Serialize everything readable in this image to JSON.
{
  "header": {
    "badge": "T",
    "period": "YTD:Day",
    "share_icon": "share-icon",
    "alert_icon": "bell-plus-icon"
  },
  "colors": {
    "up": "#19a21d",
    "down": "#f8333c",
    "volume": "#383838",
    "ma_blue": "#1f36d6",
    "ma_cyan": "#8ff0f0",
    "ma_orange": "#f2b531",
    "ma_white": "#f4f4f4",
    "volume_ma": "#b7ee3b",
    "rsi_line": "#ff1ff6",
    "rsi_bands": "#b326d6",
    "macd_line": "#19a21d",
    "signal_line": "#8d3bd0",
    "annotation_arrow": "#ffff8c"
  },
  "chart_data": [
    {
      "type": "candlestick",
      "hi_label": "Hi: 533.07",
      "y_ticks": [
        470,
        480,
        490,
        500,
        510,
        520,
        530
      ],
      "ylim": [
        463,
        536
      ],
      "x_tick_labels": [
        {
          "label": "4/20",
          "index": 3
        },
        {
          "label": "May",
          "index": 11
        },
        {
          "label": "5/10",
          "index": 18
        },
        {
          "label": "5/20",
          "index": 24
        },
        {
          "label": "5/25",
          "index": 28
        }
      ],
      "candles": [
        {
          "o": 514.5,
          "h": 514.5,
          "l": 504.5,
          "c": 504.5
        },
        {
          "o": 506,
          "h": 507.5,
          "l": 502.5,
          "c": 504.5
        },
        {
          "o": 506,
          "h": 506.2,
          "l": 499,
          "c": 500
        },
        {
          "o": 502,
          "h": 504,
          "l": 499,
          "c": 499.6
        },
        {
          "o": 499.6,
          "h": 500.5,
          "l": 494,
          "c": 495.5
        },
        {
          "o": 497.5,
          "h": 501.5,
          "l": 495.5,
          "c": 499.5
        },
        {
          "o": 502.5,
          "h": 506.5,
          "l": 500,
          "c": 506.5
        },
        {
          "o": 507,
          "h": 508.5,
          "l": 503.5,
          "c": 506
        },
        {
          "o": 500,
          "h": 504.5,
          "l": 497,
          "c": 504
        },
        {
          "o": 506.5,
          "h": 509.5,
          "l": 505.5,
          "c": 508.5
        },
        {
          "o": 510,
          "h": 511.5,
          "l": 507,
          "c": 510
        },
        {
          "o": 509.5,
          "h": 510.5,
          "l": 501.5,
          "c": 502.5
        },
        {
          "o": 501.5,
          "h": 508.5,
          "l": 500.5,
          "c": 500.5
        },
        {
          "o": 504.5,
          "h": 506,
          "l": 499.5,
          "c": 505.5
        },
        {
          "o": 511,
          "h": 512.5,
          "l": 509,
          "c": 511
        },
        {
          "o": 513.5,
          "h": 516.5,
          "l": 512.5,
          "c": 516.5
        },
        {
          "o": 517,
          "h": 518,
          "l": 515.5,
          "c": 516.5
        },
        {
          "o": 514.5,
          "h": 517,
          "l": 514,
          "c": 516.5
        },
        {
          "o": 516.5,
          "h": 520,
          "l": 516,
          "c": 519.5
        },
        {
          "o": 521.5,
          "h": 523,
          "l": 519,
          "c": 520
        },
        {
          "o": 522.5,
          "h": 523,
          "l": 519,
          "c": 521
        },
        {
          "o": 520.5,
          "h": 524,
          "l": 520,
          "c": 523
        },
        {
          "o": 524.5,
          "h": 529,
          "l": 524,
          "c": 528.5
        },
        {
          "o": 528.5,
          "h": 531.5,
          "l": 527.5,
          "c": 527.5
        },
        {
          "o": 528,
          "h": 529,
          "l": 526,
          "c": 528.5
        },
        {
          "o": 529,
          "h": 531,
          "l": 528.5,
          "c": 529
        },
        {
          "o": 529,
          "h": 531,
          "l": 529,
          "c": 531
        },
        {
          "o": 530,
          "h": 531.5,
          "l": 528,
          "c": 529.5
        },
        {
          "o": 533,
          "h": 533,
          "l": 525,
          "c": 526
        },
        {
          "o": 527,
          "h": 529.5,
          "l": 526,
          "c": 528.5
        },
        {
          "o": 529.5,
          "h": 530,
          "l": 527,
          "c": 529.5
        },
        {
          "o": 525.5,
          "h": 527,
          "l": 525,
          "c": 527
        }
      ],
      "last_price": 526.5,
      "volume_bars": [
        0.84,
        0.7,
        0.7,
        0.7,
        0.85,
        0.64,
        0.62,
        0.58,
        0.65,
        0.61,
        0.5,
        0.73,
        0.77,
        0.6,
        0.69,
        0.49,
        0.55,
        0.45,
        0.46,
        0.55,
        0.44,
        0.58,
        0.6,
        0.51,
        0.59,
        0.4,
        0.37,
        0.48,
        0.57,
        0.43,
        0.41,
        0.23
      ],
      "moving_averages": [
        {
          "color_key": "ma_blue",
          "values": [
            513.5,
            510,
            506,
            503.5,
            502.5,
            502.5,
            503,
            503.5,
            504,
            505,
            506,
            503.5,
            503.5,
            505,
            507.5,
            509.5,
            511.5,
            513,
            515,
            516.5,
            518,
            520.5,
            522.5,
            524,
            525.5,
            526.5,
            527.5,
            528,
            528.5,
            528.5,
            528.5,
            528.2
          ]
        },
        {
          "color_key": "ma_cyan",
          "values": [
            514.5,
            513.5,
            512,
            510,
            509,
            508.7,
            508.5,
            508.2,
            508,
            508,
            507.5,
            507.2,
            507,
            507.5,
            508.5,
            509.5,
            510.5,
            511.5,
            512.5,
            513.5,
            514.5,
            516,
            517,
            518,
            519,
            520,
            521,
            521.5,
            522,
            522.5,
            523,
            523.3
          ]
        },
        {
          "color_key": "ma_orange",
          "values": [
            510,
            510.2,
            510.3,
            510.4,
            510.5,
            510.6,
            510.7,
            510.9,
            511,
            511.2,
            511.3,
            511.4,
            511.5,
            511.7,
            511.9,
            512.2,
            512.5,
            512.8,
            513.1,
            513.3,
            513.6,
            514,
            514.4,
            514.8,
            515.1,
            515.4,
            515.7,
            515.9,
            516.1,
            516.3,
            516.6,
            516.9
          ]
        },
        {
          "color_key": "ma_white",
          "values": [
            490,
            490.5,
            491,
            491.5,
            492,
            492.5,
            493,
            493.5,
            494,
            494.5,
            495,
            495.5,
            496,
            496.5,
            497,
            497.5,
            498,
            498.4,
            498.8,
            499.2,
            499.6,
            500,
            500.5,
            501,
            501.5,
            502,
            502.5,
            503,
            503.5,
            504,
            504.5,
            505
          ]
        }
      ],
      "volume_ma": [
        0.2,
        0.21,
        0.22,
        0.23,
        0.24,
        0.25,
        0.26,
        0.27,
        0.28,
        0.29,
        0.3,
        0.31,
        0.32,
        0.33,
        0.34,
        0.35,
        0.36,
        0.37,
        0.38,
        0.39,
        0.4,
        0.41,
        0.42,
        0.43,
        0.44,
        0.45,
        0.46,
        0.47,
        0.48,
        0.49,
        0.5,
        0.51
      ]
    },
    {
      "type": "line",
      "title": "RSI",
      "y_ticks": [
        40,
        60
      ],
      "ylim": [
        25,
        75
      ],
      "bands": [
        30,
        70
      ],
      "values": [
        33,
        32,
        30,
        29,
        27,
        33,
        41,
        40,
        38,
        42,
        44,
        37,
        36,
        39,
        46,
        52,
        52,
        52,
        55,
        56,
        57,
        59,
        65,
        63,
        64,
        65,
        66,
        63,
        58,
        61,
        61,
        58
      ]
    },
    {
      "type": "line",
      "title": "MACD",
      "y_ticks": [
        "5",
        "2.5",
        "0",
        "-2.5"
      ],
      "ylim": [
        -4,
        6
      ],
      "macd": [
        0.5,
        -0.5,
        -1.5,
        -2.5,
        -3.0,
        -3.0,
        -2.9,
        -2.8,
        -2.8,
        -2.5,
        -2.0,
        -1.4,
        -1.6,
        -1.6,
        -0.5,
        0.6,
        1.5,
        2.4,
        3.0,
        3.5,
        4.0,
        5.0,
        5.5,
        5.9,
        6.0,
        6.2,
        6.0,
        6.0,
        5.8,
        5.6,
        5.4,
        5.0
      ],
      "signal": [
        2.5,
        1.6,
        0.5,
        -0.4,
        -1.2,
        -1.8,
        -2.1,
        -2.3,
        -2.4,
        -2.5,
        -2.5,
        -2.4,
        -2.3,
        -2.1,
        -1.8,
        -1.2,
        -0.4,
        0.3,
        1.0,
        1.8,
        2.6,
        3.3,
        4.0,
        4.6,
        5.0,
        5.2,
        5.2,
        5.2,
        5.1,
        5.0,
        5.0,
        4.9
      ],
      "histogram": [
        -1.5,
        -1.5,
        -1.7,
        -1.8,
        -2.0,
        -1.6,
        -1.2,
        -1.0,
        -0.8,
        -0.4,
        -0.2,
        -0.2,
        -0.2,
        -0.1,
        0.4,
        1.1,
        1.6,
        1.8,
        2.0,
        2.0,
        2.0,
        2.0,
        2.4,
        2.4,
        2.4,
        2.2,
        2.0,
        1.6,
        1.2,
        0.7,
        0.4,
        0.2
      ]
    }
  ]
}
____
*Written exercise:*
Reproduce each line holding the word "icon".

*Solution for this task:*
    "share_icon": "share-icon",
    "alert_icon": "bell-plus-icon"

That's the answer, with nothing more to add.